begin Records provided
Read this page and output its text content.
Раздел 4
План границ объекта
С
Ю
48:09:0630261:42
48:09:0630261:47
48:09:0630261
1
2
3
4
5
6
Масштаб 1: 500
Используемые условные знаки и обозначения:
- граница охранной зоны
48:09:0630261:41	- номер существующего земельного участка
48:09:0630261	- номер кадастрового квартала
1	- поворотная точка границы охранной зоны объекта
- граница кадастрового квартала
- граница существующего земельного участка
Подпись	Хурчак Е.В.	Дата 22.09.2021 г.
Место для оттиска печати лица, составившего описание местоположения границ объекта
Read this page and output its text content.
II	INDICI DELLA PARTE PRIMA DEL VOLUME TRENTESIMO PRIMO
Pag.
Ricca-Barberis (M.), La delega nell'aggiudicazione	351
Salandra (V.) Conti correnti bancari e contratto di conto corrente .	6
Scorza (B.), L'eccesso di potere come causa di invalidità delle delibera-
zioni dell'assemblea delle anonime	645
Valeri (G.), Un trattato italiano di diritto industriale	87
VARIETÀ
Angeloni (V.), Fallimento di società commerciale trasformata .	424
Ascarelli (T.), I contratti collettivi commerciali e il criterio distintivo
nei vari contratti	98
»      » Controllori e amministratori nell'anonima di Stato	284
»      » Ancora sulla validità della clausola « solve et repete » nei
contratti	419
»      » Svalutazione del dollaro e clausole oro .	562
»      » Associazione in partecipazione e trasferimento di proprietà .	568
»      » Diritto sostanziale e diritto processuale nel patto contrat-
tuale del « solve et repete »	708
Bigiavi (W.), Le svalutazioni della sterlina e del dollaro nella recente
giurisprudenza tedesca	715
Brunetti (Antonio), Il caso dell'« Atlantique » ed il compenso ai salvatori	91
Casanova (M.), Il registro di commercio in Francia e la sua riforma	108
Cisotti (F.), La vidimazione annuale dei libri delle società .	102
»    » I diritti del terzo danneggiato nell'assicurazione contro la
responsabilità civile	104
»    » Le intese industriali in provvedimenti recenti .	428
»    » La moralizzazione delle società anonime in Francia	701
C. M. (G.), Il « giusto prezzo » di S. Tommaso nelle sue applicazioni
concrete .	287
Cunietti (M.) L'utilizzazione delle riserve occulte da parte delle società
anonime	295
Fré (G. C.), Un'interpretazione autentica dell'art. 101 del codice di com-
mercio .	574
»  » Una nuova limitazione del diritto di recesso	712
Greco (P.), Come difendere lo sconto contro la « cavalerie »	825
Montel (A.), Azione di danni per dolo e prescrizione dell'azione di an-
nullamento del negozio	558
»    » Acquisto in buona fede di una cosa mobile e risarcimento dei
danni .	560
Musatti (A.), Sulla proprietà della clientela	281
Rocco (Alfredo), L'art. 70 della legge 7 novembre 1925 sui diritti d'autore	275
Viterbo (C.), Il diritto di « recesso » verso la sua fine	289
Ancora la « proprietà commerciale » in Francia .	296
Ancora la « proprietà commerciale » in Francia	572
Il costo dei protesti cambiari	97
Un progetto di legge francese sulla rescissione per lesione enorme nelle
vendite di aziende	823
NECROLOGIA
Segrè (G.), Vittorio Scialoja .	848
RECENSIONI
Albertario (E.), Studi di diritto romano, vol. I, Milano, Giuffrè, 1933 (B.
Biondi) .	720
end Records provided
▸ **Stated task**
Collect, from the material above, every line containing the word "зоны".

▸ **Output of the task**
- граница охранной зоны
1	- поворотная точка границы охранной зоны объекта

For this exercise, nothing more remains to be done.